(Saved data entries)
╭──

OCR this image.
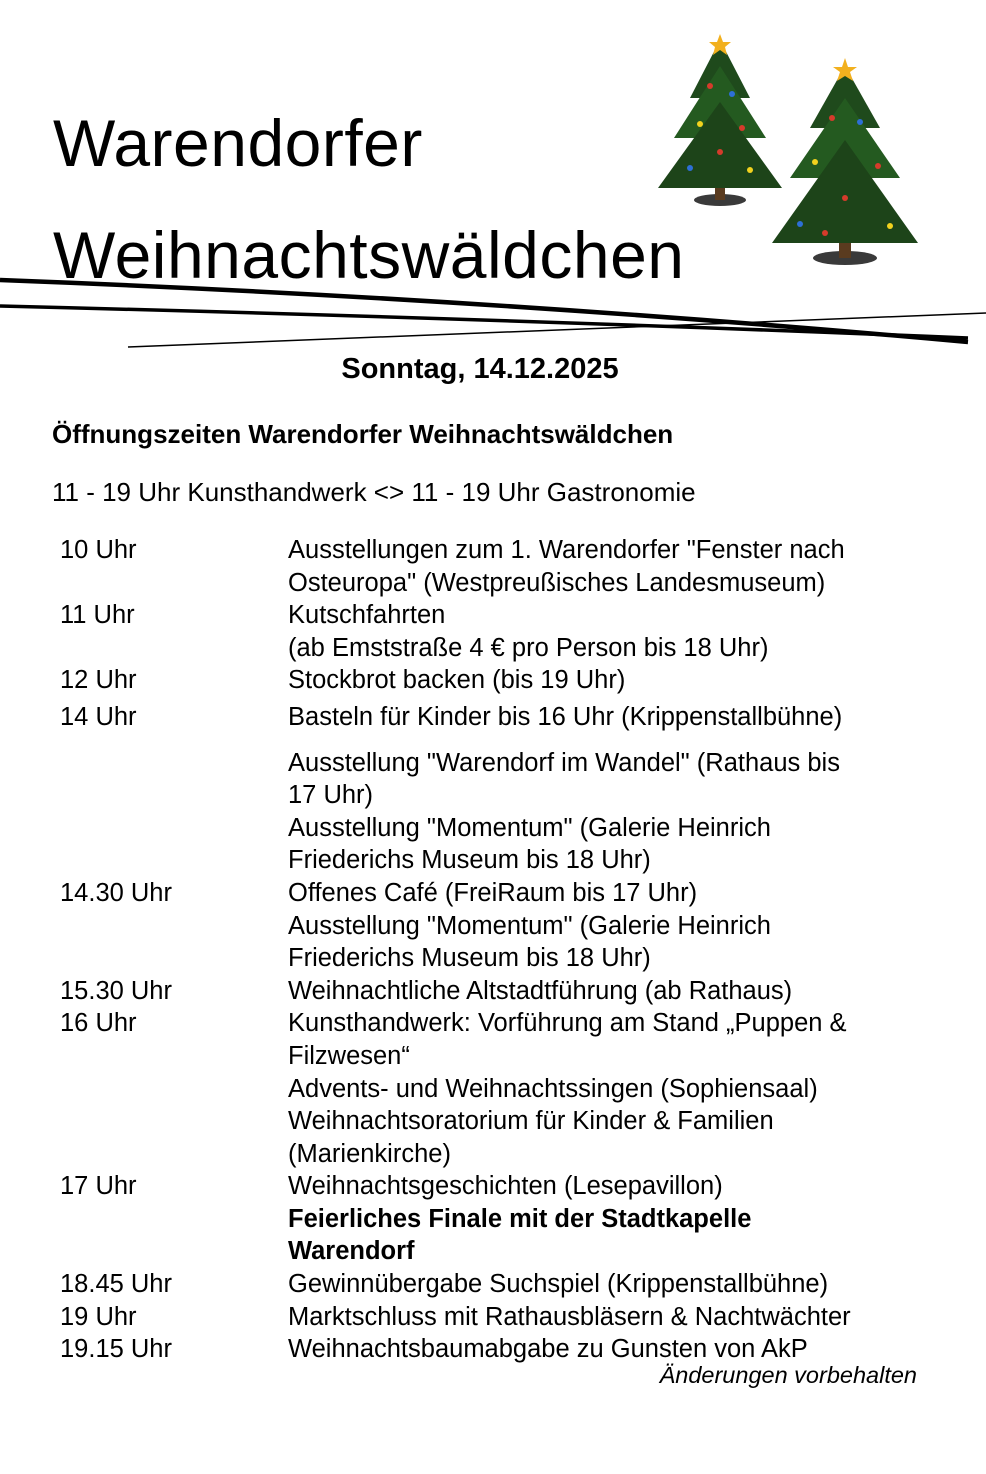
Warendorfer
Weihnachtswäldchen
Sonntag, 14.12.2025
Öffnungszeiten Warendorfer Weihnachtswäldchen
11 - 19 Uhr Kunsthandwerk <> 11 - 19 Uhr Gastronomie
10 Uhr	Ausstellungen zum 1. Warendorfer "Fenster nach
Osteuropa" (Westpreußisches Landesmuseum)
11 Uhr	Kutschfahrten
(ab Emststraße 4 € pro Person bis 18 Uhr)
12 Uhr	Stockbrot backen (bis 19 Uhr)
14 Uhr	Basteln für Kinder bis 16 Uhr (Krippenstallbühne)
Ausstellung "Warendorf im Wandel" (Rathaus bis
17 Uhr)
Ausstellung "Momentum" (Galerie Heinrich
Friederichs Museum bis 18 Uhr)
14.30 Uhr	Offenes Café (FreiRaum bis 17 Uhr)
Ausstellung "Momentum" (Galerie Heinrich
Friederichs Museum bis 18 Uhr)
15.30 Uhr	Weihnachtliche Altstadtführung (ab Rathaus)
16 Uhr	Kunsthandwerk: Vorführung am Stand „Puppen &
Filzwesen“
Advents- und Weihnachtssingen (Sophiensaal)
Weihnachtsoratorium für Kinder & Familien
(Marienkirche)
17 Uhr	Weihnachtsgeschichten (Lesepavillon)
Feierliches Finale mit der Stadtkapelle
Warendorf
18.45 Uhr	Gewinnübergabe Suchspiel (Krippenstallbühne)
19 Uhr	Marktschluss mit Rathausbläsern & Nachtwächter
19.15 Uhr	Weihnachtsbaumabgabe zu Gunsten von AkP
Änderungen vorbehalten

╰──

## WRITTEN PROBLEM
Exclude the pictures, and transcribe all of the material exactly.

## TASK ANSWER
OCR this image.
Warendorfer
Weihnachtswäldchen
Sonntag, 14.12.2025
Öffnungszeiten Warendorfer Weihnachtswäldchen
11 - 19 Uhr Kunsthandwerk <> 11 - 19 Uhr Gastronomie
10 Uhr	Ausstellungen zum 1. Warendorfer "Fenster nach
Osteuropa" (Westpreußisches Landesmuseum)
11 Uhr	Kutschfahrten
(ab Emststraße 4 € pro Person bis 18 Uhr)
12 Uhr	Stockbrot backen (bis 19 Uhr)
14 Uhr	Basteln für Kinder bis 16 Uhr (Krippenstallbühne)
Ausstellung "Warendorf im Wandel" (Rathaus bis
17 Uhr)
Ausstellung "Momentum" (Galerie Heinrich
Friederichs Museum bis 18 Uhr)
14.30 Uhr	Offenes Café (FreiRaum bis 17 Uhr)
Ausstellung "Momentum" (Galerie Heinrich
Friederichs Museum bis 18 Uhr)
15.30 Uhr	Weihnachtliche Altstadtführung (ab Rathaus)
16 Uhr	Kunsthandwerk: Vorführung am Stand „Puppen &
Filzwesen“
Advents- und Weihnachtssingen (Sophiensaal)
Weihnachtsoratorium für Kinder & Familien
(Marienkirche)
17 Uhr	Weihnachtsgeschichten (Lesepavillon)
Feierliches Finale mit der Stadtkapelle
Warendorf
18.45 Uhr	Gewinnübergabe Suchspiel (Krippenstallbühne)
19 Uhr	Marktschluss mit Rathausbläsern & Nachtwächter
19.15 Uhr	Weihnachtsbaumabgabe zu Gunsten von AkP
Änderungen vorbehalten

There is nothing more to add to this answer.